**WHAT TO DO:**
Convert every line of the listing below into a numbered list, leaving out any blank lines.

## BEGIN PROVIDED DATA

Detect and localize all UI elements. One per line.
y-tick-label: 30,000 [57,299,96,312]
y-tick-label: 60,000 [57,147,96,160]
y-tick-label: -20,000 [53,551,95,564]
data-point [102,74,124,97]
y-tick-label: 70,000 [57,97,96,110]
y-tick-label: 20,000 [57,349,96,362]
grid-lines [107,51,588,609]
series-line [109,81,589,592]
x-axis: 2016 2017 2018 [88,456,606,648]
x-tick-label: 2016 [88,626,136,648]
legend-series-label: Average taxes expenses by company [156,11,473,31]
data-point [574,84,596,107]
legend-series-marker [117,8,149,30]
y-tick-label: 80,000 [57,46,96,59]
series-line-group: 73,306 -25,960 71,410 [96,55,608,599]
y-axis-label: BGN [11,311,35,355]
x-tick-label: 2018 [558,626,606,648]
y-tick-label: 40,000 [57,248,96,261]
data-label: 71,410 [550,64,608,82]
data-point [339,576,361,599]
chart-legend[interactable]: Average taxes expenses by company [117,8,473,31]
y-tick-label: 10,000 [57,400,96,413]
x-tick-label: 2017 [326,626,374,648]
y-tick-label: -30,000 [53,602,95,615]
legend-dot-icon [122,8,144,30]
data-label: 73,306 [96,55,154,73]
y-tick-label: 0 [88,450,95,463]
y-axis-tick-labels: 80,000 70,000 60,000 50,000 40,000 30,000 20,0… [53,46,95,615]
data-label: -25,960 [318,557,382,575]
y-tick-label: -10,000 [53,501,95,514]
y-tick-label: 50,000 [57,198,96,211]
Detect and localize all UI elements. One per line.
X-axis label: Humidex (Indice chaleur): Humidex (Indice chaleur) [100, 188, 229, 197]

## END PROVIDED DATA

**ANSWER TO THIS PROBLEM:**
1. Detect and localize all UI elements. One per line.
2. y-tick-label: 30,000 [57,299,96,312]
3. y-tick-label: 60,000 [57,147,96,160]
4. y-tick-label: -20,000 [53,551,95,564]
5. data-point [102,74,124,97]
6. y-tick-label: 70,000 [57,97,96,110]
7. y-tick-label: 20,000 [57,349,96,362]
8. grid-lines [107,51,588,609]
9. series-line [109,81,589,592]
10. x-axis: 2016 2017 2018 [88,456,606,648]
11. x-tick-label: 2016 [88,626,136,648]
12. legend-series-label: Average taxes expenses by company [156,11,473,31]
13. data-point [574,84,596,107]
14. legend-series-marker [117,8,149,30]
15. y-tick-label: 80,000 [57,46,96,59]
16. series-line-group: 73,306 -25,960 71,410 [96,55,608,599]
17. y-axis-label: BGN [11,311,35,355]
18. x-tick-label: 2018 [558,626,606,648]
19. y-tick-label: 40,000 [57,248,96,261]
20. data-label: 71,410 [550,64,608,82]
21. data-point [339,576,361,599]
22. chart-legend[interactable]: Average taxes expenses by company [117,8,473,31]
23. y-tick-label: 10,000 [57,400,96,413]
24. x-tick-label: 2017 [326,626,374,648]
25. y-tick-label: -30,000 [53,602,95,615]
26. legend-dot-icon [122,8,144,30]
27. data-label: 73,306 [96,55,154,73]
28. y-tick-label: 0 [88,450,95,463]
29. y-axis-tick-labels: 80,000 70,000 60,000 50,000 40,000 30,000 20,0… [53,46,95,615]
30. data-label: -25,960 [318,557,382,575]
31. y-tick-label: -10,000 [53,501,95,514]
32. y-tick-label: 50,000 [57,198,96,211]
33. Detect and localize all UI elements. One per line.
34. X-axis label: Humidex (Indice chaleur): Humidex (Indice chaleur) [100, 188, 229, 197]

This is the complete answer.